--- START OF Excerpted data ---

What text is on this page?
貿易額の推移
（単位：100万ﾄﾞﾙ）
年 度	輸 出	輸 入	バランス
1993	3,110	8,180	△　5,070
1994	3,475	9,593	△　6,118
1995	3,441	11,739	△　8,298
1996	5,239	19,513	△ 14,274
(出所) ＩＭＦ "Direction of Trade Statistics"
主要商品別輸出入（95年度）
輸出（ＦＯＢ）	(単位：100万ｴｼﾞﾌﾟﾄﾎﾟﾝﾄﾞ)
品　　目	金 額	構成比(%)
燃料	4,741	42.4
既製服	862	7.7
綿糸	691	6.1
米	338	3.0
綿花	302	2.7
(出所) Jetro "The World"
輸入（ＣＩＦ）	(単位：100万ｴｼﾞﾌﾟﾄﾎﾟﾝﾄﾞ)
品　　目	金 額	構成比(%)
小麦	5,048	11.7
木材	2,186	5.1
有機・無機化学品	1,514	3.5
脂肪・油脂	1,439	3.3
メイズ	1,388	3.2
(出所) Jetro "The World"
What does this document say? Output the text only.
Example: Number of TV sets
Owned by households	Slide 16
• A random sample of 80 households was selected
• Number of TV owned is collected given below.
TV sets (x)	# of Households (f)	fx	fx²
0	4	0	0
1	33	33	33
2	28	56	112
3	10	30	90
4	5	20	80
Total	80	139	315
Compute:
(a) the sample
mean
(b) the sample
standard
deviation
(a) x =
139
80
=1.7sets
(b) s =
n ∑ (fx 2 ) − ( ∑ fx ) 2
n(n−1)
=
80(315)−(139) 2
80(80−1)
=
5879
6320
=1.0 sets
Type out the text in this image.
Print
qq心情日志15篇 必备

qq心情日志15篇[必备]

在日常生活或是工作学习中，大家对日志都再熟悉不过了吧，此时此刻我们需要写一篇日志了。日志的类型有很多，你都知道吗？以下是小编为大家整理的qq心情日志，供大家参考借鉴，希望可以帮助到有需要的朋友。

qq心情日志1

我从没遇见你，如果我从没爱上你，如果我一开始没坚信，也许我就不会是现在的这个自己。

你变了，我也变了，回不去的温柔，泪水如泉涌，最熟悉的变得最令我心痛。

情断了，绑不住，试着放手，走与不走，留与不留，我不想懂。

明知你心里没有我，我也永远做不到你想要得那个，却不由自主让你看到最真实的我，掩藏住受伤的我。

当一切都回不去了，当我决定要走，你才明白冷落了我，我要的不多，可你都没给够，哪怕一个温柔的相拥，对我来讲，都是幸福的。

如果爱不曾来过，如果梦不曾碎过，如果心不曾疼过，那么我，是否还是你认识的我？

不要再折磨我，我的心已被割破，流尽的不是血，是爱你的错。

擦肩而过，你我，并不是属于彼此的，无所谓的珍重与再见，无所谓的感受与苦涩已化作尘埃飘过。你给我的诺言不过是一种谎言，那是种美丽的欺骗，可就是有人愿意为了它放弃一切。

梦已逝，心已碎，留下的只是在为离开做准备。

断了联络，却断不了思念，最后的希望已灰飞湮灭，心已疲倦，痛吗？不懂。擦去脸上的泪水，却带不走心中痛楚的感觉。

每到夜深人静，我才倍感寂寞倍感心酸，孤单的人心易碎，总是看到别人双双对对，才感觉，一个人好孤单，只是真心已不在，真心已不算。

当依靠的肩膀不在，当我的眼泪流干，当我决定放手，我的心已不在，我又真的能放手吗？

--- END OF Excerpted data ---

*Task brief*
Search the lines for the string "What" and copy every line that has it.

*Finished task*
What text is on this page?
What does this document say? Output the text only.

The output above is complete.